▶ Records from a dataset
+-------+
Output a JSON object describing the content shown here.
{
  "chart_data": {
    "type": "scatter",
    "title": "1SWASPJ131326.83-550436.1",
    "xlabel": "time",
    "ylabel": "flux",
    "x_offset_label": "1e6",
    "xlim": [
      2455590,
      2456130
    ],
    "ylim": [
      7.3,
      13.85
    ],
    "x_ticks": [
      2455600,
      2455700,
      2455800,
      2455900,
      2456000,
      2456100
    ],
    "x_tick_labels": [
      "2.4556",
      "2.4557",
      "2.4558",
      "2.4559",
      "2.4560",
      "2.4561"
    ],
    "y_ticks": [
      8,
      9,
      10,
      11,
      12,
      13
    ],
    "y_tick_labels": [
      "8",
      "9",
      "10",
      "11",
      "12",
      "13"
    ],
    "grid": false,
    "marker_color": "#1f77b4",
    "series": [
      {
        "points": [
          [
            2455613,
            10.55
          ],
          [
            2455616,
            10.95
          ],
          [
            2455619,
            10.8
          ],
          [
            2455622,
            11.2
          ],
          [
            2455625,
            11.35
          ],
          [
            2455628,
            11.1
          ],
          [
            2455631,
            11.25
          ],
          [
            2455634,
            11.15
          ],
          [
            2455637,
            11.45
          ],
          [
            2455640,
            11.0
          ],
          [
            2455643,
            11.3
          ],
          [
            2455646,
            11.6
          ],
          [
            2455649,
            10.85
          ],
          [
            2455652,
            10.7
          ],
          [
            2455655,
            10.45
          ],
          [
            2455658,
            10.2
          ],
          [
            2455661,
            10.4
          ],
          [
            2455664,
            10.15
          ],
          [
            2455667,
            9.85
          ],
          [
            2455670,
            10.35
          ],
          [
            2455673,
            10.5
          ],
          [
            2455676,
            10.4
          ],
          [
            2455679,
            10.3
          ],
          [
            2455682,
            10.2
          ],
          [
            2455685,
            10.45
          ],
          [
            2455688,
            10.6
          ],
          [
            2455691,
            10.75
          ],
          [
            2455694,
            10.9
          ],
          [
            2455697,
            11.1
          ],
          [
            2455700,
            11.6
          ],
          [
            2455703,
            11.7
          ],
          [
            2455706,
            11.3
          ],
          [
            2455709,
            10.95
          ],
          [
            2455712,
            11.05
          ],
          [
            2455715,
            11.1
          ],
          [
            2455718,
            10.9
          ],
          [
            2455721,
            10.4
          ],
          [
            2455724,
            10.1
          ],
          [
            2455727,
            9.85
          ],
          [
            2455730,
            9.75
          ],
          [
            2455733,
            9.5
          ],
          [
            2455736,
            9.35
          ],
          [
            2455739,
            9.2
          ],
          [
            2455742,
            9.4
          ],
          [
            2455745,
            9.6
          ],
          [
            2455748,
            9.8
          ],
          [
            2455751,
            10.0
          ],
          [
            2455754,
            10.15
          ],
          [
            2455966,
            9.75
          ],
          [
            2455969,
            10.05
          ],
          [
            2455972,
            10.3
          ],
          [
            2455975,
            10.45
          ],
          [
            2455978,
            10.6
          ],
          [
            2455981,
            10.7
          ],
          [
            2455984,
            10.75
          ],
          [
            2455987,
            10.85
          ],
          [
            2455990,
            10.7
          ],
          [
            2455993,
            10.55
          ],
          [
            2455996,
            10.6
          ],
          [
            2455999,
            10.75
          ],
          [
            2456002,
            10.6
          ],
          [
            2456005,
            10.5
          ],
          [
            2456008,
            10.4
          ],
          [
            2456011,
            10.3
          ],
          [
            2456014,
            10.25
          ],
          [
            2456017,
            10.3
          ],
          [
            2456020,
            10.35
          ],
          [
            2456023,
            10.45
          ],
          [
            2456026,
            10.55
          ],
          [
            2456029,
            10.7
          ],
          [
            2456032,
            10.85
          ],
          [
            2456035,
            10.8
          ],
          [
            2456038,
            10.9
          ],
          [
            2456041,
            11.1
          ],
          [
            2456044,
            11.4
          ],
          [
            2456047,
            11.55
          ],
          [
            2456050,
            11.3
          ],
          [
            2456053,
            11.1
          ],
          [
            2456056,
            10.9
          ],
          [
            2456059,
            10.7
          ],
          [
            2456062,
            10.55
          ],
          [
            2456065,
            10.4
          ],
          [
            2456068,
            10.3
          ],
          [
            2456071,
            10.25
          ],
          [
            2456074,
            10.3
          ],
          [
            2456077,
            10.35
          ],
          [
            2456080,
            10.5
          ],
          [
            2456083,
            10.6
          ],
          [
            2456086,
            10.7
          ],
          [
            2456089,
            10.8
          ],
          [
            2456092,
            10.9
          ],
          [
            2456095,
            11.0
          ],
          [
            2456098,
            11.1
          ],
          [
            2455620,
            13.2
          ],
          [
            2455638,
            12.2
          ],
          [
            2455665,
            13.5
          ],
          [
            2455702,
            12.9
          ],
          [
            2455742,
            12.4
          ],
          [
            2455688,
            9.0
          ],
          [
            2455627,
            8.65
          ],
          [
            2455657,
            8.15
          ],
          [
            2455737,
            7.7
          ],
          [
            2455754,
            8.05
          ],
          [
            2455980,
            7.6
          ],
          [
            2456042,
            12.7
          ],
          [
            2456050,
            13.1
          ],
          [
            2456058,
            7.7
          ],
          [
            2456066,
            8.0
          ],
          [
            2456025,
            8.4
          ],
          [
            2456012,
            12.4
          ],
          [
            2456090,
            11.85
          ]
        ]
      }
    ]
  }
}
+-------+
▶ Task statement
Return the material exactly as it stands.

▶ Solution to this problem
Output a JSON object describing the content shown here.
{
  "chart_data": {
    "type": "scatter",
    "title": "1SWASPJ131326.83-550436.1",
    "xlabel": "time",
    "ylabel": "flux",
    "x_offset_label": "1e6",
    "xlim": [
      2455590,
      2456130
    ],
    "ylim": [
      7.3,
      13.85
    ],
    "x_ticks": [
      2455600,
      2455700,
      2455800,
      2455900,
      2456000,
      2456100
    ],
    "x_tick_labels": [
      "2.4556",
      "2.4557",
      "2.4558",
      "2.4559",
      "2.4560",
      "2.4561"
    ],
    "y_ticks": [
      8,
      9,
      10,
      11,
      12,
      13
    ],
    "y_tick_labels": [
      "8",
      "9",
      "10",
      "11",
      "12",
      "13"
    ],
    "grid": false,
    "marker_color": "#1f77b4",
    "series": [
      {
        "points": [
          [
            2455613,
            10.55
          ],
          [
            2455616,
            10.95
          ],
          [
            2455619,
            10.8
          ],
          [
            2455622,
            11.2
          ],
          [
            2455625,
            11.35
          ],
          [
            2455628,
            11.1
          ],
          [
            2455631,
            11.25
          ],
          [
            2455634,
            11.15
          ],
          [
            2455637,
            11.45
          ],
          [
            2455640,
            11.0
          ],
          [
            2455643,
            11.3
          ],
          [
            2455646,
            11.6
          ],
          [
            2455649,
            10.85
          ],
          [
            2455652,
            10.7
          ],
          [
            2455655,
            10.45
          ],
          [
            2455658,
            10.2
          ],
          [
            2455661,
            10.4
          ],
          [
            2455664,
            10.15
          ],
          [
            2455667,
            9.85
          ],
          [
            2455670,
            10.35
          ],
          [
            2455673,
            10.5
          ],
          [
            2455676,
            10.4
          ],
          [
            2455679,
            10.3
          ],
          [
            2455682,
            10.2
          ],
          [
            2455685,
            10.45
          ],
          [
            2455688,
            10.6
          ],
          [
            2455691,
            10.75
          ],
          [
            2455694,
            10.9
          ],
          [
            2455697,
            11.1
          ],
          [
            2455700,
            11.6
          ],
          [
            2455703,
            11.7
          ],
          [
            2455706,
            11.3
          ],
          [
            2455709,
            10.95
          ],
          [
            2455712,
            11.05
          ],
          [
            2455715,
            11.1
          ],
          [
            2455718,
            10.9
          ],
          [
            2455721,
            10.4
          ],
          [
            2455724,
            10.1
          ],
          [
            2455727,
            9.85
          ],
          [
            2455730,
            9.75
          ],
          [
            2455733,
            9.5
          ],
          [
            2455736,
            9.35
          ],
          [
            2455739,
            9.2
          ],
          [
            2455742,
            9.4
          ],
          [
            2455745,
            9.6
          ],
          [
            2455748,
            9.8
          ],
          [
            2455751,
            10.0
          ],
          [
            2455754,
            10.15
          ],
          [
            2455966,
            9.75
          ],
          [
            2455969,
            10.05
          ],
          [
            2455972,
            10.3
          ],
          [
            2455975,
            10.45
          ],
          [
            2455978,
            10.6
          ],
          [
            2455981,
            10.7
          ],
          [
            2455984,
            10.75
          ],
          [
            2455987,
            10.85
          ],
          [
            2455990,
            10.7
          ],
          [
            2455993,
            10.55
          ],
          [
            2455996,
            10.6
          ],
          [
            2455999,
            10.75
          ],
          [
            2456002,
            10.6
          ],
          [
            2456005,
            10.5
          ],
          [
            2456008,
            10.4
          ],
          [
            2456011,
            10.3
          ],
          [
            2456014,
            10.25
          ],
          [
            2456017,
            10.3
          ],
          [
            2456020,
            10.35
          ],
          [
            2456023,
            10.45
          ],
          [
            2456026,
            10.55
          ],
          [
            2456029,
            10.7
          ],
          [
            2456032,
            10.85
          ],
          [
            2456035,
            10.8
          ],
          [
            2456038,
            10.9
          ],
          [
            2456041,
            11.1
          ],
          [
            2456044,
            11.4
          ],
          [
            2456047,
            11.55
          ],
          [
            2456050,
            11.3
          ],
          [
            2456053,
            11.1
          ],
          [
            2456056,
            10.9
          ],
          [
            2456059,
            10.7
          ],
          [
            2456062,
            10.55
          ],
          [
            2456065,
            10.4
          ],
          [
            2456068,
            10.3
          ],
          [
            2456071,
            10.25
          ],
          [
            2456074,
            10.3
          ],
          [
            2456077,
            10.35
          ],
          [
            2456080,
            10.5
          ],
          [
            2456083,
            10.6
          ],
          [
            2456086,
            10.7
          ],
          [
            2456089,
            10.8
          ],
          [
            2456092,
            10.9
          ],
          [
            2456095,
            11.0
          ],
          [
            2456098,
            11.1
          ],
          [
            2455620,
            13.2
          ],
          [
            2455638,
            12.2
          ],
          [
            2455665,
            13.5
          ],
          [
            2455702,
            12.9
          ],
          [
            2455742,
            12.4
          ],
          [
            2455688,
            9.0
          ],
          [
            2455627,
            8.65
          ],
          [
            2455657,
            8.15
          ],
          [
            2455737,
            7.7
          ],
          [
            2455754,
            8.05
          ],
          [
            2455980,
            7.6
          ],
          [
            2456042,
            12.7
          ],
          [
            2456050,
            13.1
          ],
          [
            2456058,
            7.7
          ],
          [
            2456066,
            8.0
          ],
          [
            2456025,
            8.4
          ],
          [
            2456012,
            12.4
          ],
          [
            2456090,
            11.85
          ]
        ]
      }
    ]
  }
}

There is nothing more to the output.